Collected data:

++++++++++

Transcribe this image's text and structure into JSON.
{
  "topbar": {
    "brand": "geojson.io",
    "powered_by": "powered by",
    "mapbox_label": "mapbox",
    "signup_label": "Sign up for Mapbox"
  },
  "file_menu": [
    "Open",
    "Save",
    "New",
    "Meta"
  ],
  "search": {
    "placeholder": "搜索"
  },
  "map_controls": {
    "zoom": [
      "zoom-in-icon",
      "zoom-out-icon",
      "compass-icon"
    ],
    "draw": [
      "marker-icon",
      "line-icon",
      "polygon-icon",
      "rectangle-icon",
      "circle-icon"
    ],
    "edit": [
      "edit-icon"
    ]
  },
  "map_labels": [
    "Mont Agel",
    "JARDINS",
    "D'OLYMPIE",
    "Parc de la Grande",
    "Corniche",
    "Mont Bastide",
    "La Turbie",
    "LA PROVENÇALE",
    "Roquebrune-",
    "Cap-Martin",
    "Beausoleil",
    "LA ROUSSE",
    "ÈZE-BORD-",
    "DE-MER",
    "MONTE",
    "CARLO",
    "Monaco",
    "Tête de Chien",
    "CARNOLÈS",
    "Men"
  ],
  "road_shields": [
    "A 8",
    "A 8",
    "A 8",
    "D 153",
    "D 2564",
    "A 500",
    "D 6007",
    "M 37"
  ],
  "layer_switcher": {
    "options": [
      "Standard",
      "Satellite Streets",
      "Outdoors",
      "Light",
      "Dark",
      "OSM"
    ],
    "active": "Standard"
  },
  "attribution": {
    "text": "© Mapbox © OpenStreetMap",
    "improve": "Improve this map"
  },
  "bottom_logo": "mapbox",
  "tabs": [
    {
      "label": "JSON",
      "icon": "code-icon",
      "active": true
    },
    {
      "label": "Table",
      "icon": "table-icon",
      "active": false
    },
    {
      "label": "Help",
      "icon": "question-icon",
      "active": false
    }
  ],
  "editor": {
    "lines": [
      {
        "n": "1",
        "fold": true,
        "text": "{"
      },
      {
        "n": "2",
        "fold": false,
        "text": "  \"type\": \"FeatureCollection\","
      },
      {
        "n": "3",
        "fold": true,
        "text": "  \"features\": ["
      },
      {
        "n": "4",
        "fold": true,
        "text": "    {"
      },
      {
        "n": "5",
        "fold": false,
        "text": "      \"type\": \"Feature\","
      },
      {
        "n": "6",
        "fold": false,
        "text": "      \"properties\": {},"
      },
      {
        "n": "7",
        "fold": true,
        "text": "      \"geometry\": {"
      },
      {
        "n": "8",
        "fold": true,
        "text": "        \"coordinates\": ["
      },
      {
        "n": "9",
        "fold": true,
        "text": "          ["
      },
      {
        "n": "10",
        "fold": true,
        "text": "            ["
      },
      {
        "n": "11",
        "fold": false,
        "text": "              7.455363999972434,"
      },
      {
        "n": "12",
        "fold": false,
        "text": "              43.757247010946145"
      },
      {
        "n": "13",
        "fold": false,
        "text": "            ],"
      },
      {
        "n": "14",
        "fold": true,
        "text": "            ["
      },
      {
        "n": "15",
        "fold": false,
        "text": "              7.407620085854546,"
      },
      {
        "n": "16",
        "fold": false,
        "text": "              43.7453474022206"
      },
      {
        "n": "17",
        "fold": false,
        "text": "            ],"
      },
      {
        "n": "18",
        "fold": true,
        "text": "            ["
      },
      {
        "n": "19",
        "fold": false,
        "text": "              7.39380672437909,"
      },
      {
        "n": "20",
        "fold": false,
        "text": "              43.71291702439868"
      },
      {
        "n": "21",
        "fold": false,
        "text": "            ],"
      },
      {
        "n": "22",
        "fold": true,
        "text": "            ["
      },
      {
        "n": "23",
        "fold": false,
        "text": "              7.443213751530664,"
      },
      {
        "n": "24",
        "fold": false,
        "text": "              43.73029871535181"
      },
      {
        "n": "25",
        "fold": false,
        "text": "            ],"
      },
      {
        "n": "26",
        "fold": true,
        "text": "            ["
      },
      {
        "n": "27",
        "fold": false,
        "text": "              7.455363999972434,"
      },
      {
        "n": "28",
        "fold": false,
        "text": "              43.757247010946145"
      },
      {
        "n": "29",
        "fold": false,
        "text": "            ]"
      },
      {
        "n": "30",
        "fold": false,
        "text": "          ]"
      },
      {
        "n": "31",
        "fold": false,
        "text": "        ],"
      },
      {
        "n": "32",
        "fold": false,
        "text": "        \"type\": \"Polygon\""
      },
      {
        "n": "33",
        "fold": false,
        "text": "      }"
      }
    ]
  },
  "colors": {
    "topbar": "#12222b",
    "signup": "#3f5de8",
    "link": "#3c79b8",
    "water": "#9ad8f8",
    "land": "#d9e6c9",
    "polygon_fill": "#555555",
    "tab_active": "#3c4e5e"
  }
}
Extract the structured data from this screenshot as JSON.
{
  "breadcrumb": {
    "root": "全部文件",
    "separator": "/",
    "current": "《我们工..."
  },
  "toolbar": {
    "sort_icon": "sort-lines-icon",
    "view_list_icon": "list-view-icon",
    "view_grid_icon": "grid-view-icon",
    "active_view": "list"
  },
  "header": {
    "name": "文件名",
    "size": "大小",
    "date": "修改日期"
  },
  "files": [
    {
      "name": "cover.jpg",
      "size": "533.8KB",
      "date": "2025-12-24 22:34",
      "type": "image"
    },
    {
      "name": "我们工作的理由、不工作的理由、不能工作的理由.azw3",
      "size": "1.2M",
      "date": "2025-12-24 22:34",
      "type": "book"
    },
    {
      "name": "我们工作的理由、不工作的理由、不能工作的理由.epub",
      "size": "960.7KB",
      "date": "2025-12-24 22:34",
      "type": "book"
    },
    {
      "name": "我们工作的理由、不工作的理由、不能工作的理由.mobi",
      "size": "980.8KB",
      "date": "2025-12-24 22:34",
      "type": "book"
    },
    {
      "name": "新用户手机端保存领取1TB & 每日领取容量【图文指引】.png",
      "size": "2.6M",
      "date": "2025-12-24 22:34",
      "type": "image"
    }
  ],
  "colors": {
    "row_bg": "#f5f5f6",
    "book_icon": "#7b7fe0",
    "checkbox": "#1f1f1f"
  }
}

++++++++++

Copy out the whole listing exactly.

> [Reply]
Transcribe this image's text and structure into JSON.
{
  "topbar": {
    "brand": "geojson.io",
    "powered_by": "powered by",
    "mapbox_label": "mapbox",
    "signup_label": "Sign up for Mapbox"
  },
  "file_menu": [
    "Open",
    "Save",
    "New",
    "Meta"
  ],
  "search": {
    "placeholder": "搜索"
  },
  "map_controls": {
    "zoom": [
      "zoom-in-icon",
      "zoom-out-icon",
      "compass-icon"
    ],
    "draw": [
      "marker-icon",
      "line-icon",
      "polygon-icon",
      "rectangle-icon",
      "circle-icon"
    ],
    "edit": [
      "edit-icon"
    ]
  },
  "map_labels": [
    "Mont Agel",
    "JARDINS",
    "D'OLYMPIE",
    "Parc de la Grande",
    "Corniche",
    "Mont Bastide",
    "La Turbie",
    "LA PROVENÇALE",
    "Roquebrune-",
    "Cap-Martin",
    "Beausoleil",
    "LA ROUSSE",
    "ÈZE-BORD-",
    "DE-MER",
    "MONTE",
    "CARLO",
    "Monaco",
    "Tête de Chien",
    "CARNOLÈS",
    "Men"
  ],
  "road_shields": [
    "A 8",
    "A 8",
    "A 8",
    "D 153",
    "D 2564",
    "A 500",
    "D 6007",
    "M 37"
  ],
  "layer_switcher": {
    "options": [
      "Standard",
      "Satellite Streets",
      "Outdoors",
      "Light",
      "Dark",
      "OSM"
    ],
    "active": "Standard"
  },
  "attribution": {
    "text": "© Mapbox © OpenStreetMap",
    "improve": "Improve this map"
  },
  "bottom_logo": "mapbox",
  "tabs": [
    {
      "label": "JSON",
      "icon": "code-icon",
      "active": true
    },
    {
      "label": "Table",
      "icon": "table-icon",
      "active": false
    },
    {
      "label": "Help",
      "icon": "question-icon",
      "active": false
    }
  ],
  "editor": {
    "lines": [
      {
        "n": "1",
        "fold": true,
        "text": "{"
      },
      {
        "n": "2",
        "fold": false,
        "text": "  \"type\": \"FeatureCollection\","
      },
      {
        "n": "3",
        "fold": true,
        "text": "  \"features\": ["
      },
      {
        "n": "4",
        "fold": true,
        "text": "    {"
      },
      {
        "n": "5",
        "fold": false,
        "text": "      \"type\": \"Feature\","
      },
      {
        "n": "6",
        "fold": false,
        "text": "      \"properties\": {},"
      },
      {
        "n": "7",
        "fold": true,
        "text": "      \"geometry\": {"
      },
      {
        "n": "8",
        "fold": true,
        "text": "        \"coordinates\": ["
      },
      {
        "n": "9",
        "fold": true,
        "text": "          ["
      },
      {
        "n": "10",
        "fold": true,
        "text": "            ["
      },
      {
        "n": "11",
        "fold": false,
        "text": "              7.455363999972434,"
      },
      {
        "n": "12",
        "fold": false,
        "text": "              43.757247010946145"
      },
      {
        "n": "13",
        "fold": false,
        "text": "            ],"
      },
      {
        "n": "14",
        "fold": true,
        "text": "            ["
      },
      {
        "n": "15",
        "fold": false,
        "text": "              7.407620085854546,"
      },
      {
        "n": "16",
        "fold": false,
        "text": "              43.7453474022206"
      },
      {
        "n": "17",
        "fold": false,
        "text": "            ],"
      },
      {
        "n": "18",
        "fold": true,
        "text": "            ["
      },
      {
        "n": "19",
        "fold": false,
        "text": "              7.39380672437909,"
      },
      {
        "n": "20",
        "fold": false,
        "text": "              43.71291702439868"
      },
      {
        "n": "21",
        "fold": false,
        "text": "            ],"
      },
      {
        "n": "22",
        "fold": true,
        "text": "            ["
      },
      {
        "n": "23",
        "fold": false,
        "text": "              7.443213751530664,"
      },
      {
        "n": "24",
        "fold": false,
        "text": "              43.73029871535181"
      },
      {
        "n": "25",
        "fold": false,
        "text": "            ],"
      },
      {
        "n": "26",
        "fold": true,
        "text": "            ["
      },
      {
        "n": "27",
        "fold": false,
        "text": "              7.455363999972434,"
      },
      {
        "n": "28",
        "fold": false,
        "text": "              43.757247010946145"
      },
      {
        "n": "29",
        "fold": false,
        "text": "            ]"
      },
      {
        "n": "30",
        "fold": false,
        "text": "          ]"
      },
      {
        "n": "31",
        "fold": false,
        "text": "        ],"
      },
      {
        "n": "32",
        "fold": false,
        "text": "        \"type\": \"Polygon\""
      },
      {
        "n": "33",
        "fold": false,
        "text": "      }"
      }
    ]
  },
  "colors": {
    "topbar": "#12222b",
    "signup": "#3f5de8",
    "link": "#3c79b8",
    "water": "#9ad8f8",
    "land": "#d9e6c9",
    "polygon_fill": "#555555",
    "tab_active": "#3c4e5e"
  }
}
Extract the structured data from this screenshot as JSON.
{
  "breadcrumb": {
    "root": "全部文件",
    "separator": "/",
    "current": "《我们工..."
  },
  "toolbar": {
    "sort_icon": "sort-lines-icon",
    "view_list_icon": "list-view-icon",
    "view_grid_icon": "grid-view-icon",
    "active_view": "list"
  },
  "header": {
    "name": "文件名",
    "size": "大小",
    "date": "修改日期"
  },
  "files": [
    {
      "name": "cover.jpg",
      "size": "533.8KB",
      "date": "2025-12-24 22:34",
      "type": "image"
    },
    {
      "name": "我们工作的理由、不工作的理由、不能工作的理由.azw3",
      "size": "1.2M",
      "date": "2025-12-24 22:34",
      "type": "book"
    },
    {
      "name": "我们工作的理由、不工作的理由、不能工作的理由.epub",
      "size": "960.7KB",
      "date": "2025-12-24 22:34",
      "type": "book"
    },
    {
      "name": "我们工作的理由、不工作的理由、不能工作的理由.mobi",
      "size": "980.8KB",
      "date": "2025-12-24 22:34",
      "type": "book"
    },
    {
      "name": "新用户手机端保存领取1TB & 每日领取容量【图文指引】.png",
      "size": "2.6M",
      "date": "2025-12-24 22:34",
      "type": "image"
    }
  ],
  "colors": {
    "row_bg": "#f5f5f6",
    "book_icon": "#7b7fe0",
    "checkbox": "#1f1f1f"
  }
}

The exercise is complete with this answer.